Description of the task: Write out the full listing again, exactly as it stands.

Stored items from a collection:
···
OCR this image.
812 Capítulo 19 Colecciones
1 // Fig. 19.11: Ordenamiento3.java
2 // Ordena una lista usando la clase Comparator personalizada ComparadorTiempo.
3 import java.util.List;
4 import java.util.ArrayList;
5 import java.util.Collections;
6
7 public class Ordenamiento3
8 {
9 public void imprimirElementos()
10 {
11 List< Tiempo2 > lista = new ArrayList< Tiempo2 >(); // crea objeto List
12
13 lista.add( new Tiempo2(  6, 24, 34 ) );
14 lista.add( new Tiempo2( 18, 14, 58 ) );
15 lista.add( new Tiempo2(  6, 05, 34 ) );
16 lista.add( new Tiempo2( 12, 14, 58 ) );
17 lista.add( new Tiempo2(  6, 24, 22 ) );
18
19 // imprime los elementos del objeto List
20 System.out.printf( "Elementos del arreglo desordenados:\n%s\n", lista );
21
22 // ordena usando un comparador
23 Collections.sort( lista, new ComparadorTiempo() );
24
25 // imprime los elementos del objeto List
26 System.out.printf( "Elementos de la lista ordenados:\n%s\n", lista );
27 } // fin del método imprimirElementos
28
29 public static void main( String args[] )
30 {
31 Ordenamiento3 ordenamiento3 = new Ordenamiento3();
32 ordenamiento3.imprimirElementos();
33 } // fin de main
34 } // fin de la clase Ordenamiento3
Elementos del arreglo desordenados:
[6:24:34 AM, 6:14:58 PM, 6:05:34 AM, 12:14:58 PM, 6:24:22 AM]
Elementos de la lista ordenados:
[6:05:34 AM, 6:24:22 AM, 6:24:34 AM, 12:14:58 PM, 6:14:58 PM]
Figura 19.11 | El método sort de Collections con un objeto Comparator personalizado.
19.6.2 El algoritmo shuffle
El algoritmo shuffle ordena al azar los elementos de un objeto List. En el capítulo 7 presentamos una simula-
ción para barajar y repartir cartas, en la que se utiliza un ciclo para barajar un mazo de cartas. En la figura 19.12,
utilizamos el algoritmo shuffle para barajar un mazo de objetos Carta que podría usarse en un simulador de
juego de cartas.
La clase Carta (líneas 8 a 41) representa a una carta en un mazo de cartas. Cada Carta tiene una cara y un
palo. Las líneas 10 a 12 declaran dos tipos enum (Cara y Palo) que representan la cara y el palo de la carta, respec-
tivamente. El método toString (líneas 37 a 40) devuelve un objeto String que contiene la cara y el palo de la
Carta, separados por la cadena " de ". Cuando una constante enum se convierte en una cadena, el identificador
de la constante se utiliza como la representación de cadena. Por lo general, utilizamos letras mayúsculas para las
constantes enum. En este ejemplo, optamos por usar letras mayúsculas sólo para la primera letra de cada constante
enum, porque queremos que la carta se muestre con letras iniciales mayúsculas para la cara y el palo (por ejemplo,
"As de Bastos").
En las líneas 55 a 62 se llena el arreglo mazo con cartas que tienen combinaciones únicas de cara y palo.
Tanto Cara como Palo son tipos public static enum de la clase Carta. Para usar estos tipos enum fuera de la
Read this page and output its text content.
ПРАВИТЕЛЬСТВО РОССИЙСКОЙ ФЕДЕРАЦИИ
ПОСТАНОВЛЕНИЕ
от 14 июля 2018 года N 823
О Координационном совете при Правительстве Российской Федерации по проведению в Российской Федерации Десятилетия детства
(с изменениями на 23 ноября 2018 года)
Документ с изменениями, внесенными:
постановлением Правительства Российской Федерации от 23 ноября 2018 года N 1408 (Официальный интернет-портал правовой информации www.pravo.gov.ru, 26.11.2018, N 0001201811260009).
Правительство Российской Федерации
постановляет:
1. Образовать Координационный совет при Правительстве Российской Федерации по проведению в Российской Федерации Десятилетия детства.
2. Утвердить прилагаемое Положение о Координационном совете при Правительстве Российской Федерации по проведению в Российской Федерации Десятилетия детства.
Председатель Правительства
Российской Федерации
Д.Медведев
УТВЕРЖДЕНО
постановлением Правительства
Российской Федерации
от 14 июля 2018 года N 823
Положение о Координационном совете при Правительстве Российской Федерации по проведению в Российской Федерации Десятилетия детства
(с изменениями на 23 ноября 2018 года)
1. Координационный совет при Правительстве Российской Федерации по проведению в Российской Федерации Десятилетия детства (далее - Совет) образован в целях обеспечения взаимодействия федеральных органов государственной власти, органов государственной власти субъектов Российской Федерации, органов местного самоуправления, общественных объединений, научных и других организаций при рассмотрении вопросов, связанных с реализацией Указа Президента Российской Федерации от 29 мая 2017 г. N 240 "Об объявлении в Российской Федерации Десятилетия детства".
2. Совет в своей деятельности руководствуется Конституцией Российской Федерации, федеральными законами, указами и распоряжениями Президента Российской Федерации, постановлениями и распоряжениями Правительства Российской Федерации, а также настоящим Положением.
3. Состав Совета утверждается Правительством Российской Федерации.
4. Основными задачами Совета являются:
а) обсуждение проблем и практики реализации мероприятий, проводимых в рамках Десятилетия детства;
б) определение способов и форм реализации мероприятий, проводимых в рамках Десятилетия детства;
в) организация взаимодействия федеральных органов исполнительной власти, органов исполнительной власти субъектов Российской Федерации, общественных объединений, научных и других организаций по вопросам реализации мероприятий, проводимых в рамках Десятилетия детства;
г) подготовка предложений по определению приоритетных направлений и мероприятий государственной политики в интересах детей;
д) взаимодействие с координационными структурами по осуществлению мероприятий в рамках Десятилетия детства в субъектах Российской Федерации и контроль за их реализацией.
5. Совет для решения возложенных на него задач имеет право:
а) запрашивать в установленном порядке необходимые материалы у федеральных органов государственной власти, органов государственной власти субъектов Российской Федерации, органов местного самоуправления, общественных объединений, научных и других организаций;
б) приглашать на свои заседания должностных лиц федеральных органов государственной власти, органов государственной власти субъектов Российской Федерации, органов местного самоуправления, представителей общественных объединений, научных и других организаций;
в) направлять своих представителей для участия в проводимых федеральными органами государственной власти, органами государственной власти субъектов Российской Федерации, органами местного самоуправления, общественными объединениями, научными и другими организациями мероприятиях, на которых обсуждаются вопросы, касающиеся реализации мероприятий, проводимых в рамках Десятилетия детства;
···
Correct output:
OCR this image.
812 Capítulo 19 Colecciones
1 // Fig. 19.11: Ordenamiento3.java
2 // Ordena una lista usando la clase Comparator personalizada ComparadorTiempo.
3 import java.util.List;
4 import java.util.ArrayList;
5 import java.util.Collections;
6
7 public class Ordenamiento3
8 {
9 public void imprimirElementos()
10 {
11 List< Tiempo2 > lista = new ArrayList< Tiempo2 >(); // crea objeto List
12
13 lista.add( new Tiempo2(  6, 24, 34 ) );
14 lista.add( new Tiempo2( 18, 14, 58 ) );
15 lista.add( new Tiempo2(  6, 05, 34 ) );
16 lista.add( new Tiempo2( 12, 14, 58 ) );
17 lista.add( new Tiempo2(  6, 24, 22 ) );
18
19 // imprime los elementos del objeto List
20 System.out.printf( "Elementos del arreglo desordenados:\n%s\n", lista );
21
22 // ordena usando un comparador
23 Collections.sort( lista, new ComparadorTiempo() );
24
25 // imprime los elementos del objeto List
26 System.out.printf( "Elementos de la lista ordenados:\n%s\n", lista );
27 } // fin del método imprimirElementos
28
29 public static void main( String args[] )
30 {
31 Ordenamiento3 ordenamiento3 = new Ordenamiento3();
32 ordenamiento3.imprimirElementos();
33 } // fin de main
34 } // fin de la clase Ordenamiento3
Elementos del arreglo desordenados:
[6:24:34 AM, 6:14:58 PM, 6:05:34 AM, 12:14:58 PM, 6:24:22 AM]
Elementos de la lista ordenados:
[6:05:34 AM, 6:24:22 AM, 6:24:34 AM, 12:14:58 PM, 6:14:58 PM]
Figura 19.11 | El método sort de Collections con un objeto Comparator personalizado.
19.6.2 El algoritmo shuffle
El algoritmo shuffle ordena al azar los elementos de un objeto List. En el capítulo 7 presentamos una simula-
ción para barajar y repartir cartas, en la que se utiliza un ciclo para barajar un mazo de cartas. En la figura 19.12,
utilizamos el algoritmo shuffle para barajar un mazo de objetos Carta que podría usarse en un simulador de
juego de cartas.
La clase Carta (líneas 8 a 41) representa a una carta en un mazo de cartas. Cada Carta tiene una cara y un
palo. Las líneas 10 a 12 declaran dos tipos enum (Cara y Palo) que representan la cara y el palo de la carta, respec-
tivamente. El método toString (líneas 37 a 40) devuelve un objeto String que contiene la cara y el palo de la
Carta, separados por la cadena " de ". Cuando una constante enum se convierte en una cadena, el identificador
de la constante se utiliza como la representación de cadena. Por lo general, utilizamos letras mayúsculas para las
constantes enum. En este ejemplo, optamos por usar letras mayúsculas sólo para la primera letra de cada constante
enum, porque queremos que la carta se muestre con letras iniciales mayúsculas para la cara y el palo (por ejemplo,
"As de Bastos").
En las líneas 55 a 62 se llena el arreglo mazo con cartas que tienen combinaciones únicas de cara y palo.
Tanto Cara como Palo son tipos public static enum de la clase Carta. Para usar estos tipos enum fuera de la
Read this page and output its text content.
ПРАВИТЕЛЬСТВО РОССИЙСКОЙ ФЕДЕРАЦИИ
ПОСТАНОВЛЕНИЕ
от 14 июля 2018 года N 823
О Координационном совете при Правительстве Российской Федерации по проведению в Российской Федерации Десятилетия детства
(с изменениями на 23 ноября 2018 года)
Документ с изменениями, внесенными:
постановлением Правительства Российской Федерации от 23 ноября 2018 года N 1408 (Официальный интернет-портал правовой информации www.pravo.gov.ru, 26.11.2018, N 0001201811260009).
Правительство Российской Федерации
постановляет:
1. Образовать Координационный совет при Правительстве Российской Федерации по проведению в Российской Федерации Десятилетия детства.
2. Утвердить прилагаемое Положение о Координационном совете при Правительстве Российской Федерации по проведению в Российской Федерации Десятилетия детства.
Председатель Правительства
Российской Федерации
Д.Медведев
УТВЕРЖДЕНО
постановлением Правительства
Российской Федерации
от 14 июля 2018 года N 823
Положение о Координационном совете при Правительстве Российской Федерации по проведению в Российской Федерации Десятилетия детства
(с изменениями на 23 ноября 2018 года)
1. Координационный совет при Правительстве Российской Федерации по проведению в Российской Федерации Десятилетия детства (далее - Совет) образован в целях обеспечения взаимодействия федеральных органов государственной власти, органов государственной власти субъектов Российской Федерации, органов местного самоуправления, общественных объединений, научных и других организаций при рассмотрении вопросов, связанных с реализацией Указа Президента Российской Федерации от 29 мая 2017 г. N 240 "Об объявлении в Российской Федерации Десятилетия детства".
2. Совет в своей деятельности руководствуется Конституцией Российской Федерации, федеральными законами, указами и распоряжениями Президента Российской Федерации, постановлениями и распоряжениями Правительства Российской Федерации, а также настоящим Положением.
3. Состав Совета утверждается Правительством Российской Федерации.
4. Основными задачами Совета являются:
а) обсуждение проблем и практики реализации мероприятий, проводимых в рамках Десятилетия детства;
б) определение способов и форм реализации мероприятий, проводимых в рамках Десятилетия детства;
в) организация взаимодействия федеральных органов исполнительной власти, органов исполнительной власти субъектов Российской Федерации, общественных объединений, научных и других организаций по вопросам реализации мероприятий, проводимых в рамках Десятилетия детства;
г) подготовка предложений по определению приоритетных направлений и мероприятий государственной политики в интересах детей;
д) взаимодействие с координационными структурами по осуществлению мероприятий в рамках Десятилетия детства в субъектах Российской Федерации и контроль за их реализацией.
5. Совет для решения возложенных на него задач имеет право:
а) запрашивать в установленном порядке необходимые материалы у федеральных органов государственной власти, органов государственной власти субъектов Российской Федерации, органов местного самоуправления, общественных объединений, научных и других организаций;
б) приглашать на свои заседания должностных лиц федеральных органов государственной власти, органов государственной власти субъектов Российской Федерации, органов местного самоуправления, представителей общественных объединений, научных и других организаций;
в) направлять своих представителей для участия в проводимых федеральными органами государственной власти, органами государственной власти субъектов Российской Федерации, органами местного самоуправления, общественными объединениями, научными и другими организациями мероприятиях, на которых обсуждаются вопросы, касающиеся реализации мероприятий, проводимых в рамках Десятилетия детства;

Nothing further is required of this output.